§ **Task description**
Look through the lines and report how many include the word "data", giving nothing but the number.

Structured figure records:
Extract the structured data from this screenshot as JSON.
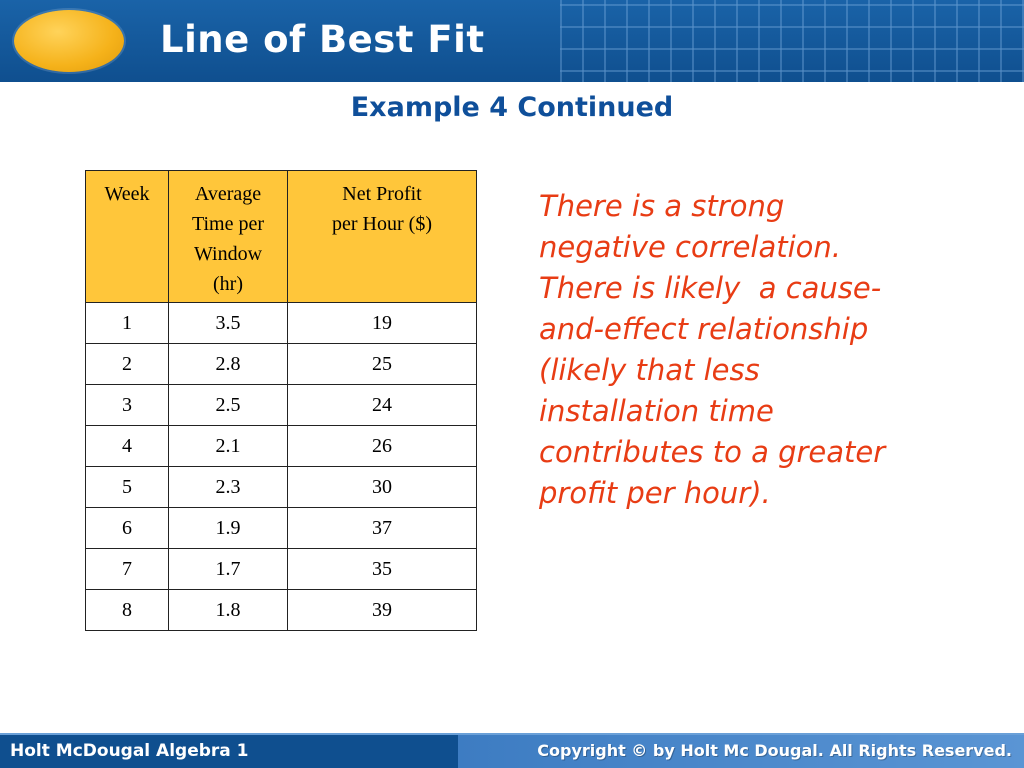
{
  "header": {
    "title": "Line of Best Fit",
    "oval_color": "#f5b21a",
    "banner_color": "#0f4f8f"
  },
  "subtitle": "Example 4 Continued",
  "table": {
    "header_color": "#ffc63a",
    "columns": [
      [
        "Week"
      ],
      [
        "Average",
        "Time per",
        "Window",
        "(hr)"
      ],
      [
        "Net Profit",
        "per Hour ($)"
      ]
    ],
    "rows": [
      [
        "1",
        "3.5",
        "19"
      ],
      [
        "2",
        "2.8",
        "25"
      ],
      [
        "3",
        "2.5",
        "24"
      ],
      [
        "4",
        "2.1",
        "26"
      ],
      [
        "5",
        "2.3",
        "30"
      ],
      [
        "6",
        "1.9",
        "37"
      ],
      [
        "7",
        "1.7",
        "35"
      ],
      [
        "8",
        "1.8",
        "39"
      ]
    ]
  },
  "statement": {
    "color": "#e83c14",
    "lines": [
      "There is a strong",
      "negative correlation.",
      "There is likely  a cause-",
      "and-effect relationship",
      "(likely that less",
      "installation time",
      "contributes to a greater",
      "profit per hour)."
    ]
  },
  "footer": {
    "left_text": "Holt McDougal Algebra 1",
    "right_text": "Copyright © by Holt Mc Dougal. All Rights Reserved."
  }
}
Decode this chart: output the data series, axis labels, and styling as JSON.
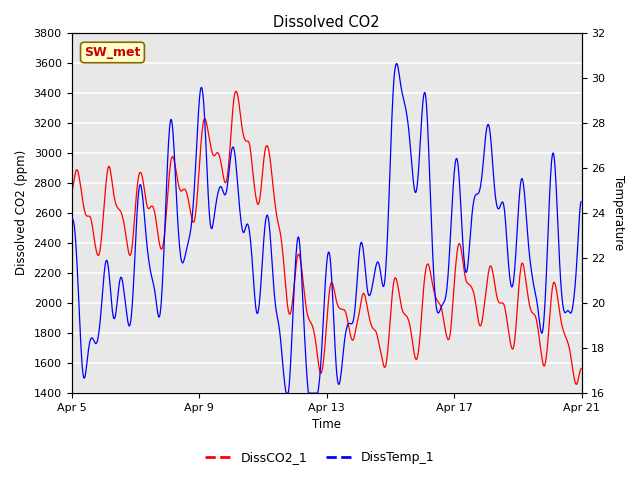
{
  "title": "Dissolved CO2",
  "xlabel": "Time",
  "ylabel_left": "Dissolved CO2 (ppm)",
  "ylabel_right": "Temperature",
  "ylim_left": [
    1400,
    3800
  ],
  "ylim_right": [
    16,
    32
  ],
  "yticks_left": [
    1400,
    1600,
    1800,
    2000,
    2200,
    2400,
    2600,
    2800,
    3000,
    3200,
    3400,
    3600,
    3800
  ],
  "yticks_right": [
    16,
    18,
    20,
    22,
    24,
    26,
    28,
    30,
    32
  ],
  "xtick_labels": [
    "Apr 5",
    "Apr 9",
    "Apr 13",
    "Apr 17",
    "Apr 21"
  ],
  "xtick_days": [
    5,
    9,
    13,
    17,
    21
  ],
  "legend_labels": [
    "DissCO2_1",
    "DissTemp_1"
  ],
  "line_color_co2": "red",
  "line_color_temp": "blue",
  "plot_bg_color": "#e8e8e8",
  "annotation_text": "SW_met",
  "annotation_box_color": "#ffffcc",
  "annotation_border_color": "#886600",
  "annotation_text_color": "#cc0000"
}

§ **Written reply**
2